§ **WHAT TO PRODUCE**: Where the word "calculated" occurs in a line, return that line.

§ **DATA SUPPLIED**:
━━━━━━━━━━━━━━━━━━━━

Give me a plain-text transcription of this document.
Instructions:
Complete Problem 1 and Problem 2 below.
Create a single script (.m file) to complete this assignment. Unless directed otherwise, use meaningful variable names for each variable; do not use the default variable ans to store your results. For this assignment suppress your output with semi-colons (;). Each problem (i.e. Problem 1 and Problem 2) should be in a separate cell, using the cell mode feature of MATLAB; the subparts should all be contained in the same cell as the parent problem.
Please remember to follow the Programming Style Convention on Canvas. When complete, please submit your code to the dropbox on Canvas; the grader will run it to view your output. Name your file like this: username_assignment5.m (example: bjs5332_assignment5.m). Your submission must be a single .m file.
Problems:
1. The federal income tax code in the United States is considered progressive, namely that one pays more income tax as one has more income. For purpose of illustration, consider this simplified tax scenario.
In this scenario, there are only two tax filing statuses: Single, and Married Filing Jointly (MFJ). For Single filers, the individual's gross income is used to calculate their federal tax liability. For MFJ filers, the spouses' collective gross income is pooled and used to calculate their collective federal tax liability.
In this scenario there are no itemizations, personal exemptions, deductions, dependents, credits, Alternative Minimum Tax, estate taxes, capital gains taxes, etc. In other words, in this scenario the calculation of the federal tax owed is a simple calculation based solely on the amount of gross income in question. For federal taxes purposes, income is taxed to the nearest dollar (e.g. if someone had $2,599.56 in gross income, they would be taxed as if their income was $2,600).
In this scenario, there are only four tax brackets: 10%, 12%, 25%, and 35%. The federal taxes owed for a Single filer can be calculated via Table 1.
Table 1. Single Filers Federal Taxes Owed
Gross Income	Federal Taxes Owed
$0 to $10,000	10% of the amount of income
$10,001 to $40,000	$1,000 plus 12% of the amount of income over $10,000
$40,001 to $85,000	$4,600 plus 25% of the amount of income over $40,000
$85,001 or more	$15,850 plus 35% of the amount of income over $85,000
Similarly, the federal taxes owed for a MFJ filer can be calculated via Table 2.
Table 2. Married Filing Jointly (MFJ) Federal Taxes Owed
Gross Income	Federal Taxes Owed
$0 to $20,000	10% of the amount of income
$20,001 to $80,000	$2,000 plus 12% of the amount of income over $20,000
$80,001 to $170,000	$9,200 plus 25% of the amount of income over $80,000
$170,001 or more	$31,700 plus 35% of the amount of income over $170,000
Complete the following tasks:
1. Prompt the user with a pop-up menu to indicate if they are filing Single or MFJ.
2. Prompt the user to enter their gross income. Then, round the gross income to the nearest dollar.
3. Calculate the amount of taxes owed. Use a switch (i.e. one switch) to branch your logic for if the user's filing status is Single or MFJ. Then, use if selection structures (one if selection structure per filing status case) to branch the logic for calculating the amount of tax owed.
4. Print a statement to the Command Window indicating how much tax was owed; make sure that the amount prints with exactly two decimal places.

━━━━━━━━━━━━━━━━━━━━

§ **SOLUTION TO THE EXERCISE**:
In this scenario, there are only four tax brackets: 10%, 12%, 25%, and 35%. The federal taxes owed for a Single filer can be calculated via Table 1.
Similarly, the federal taxes owed for a MFJ filer can be calculated via Table 2.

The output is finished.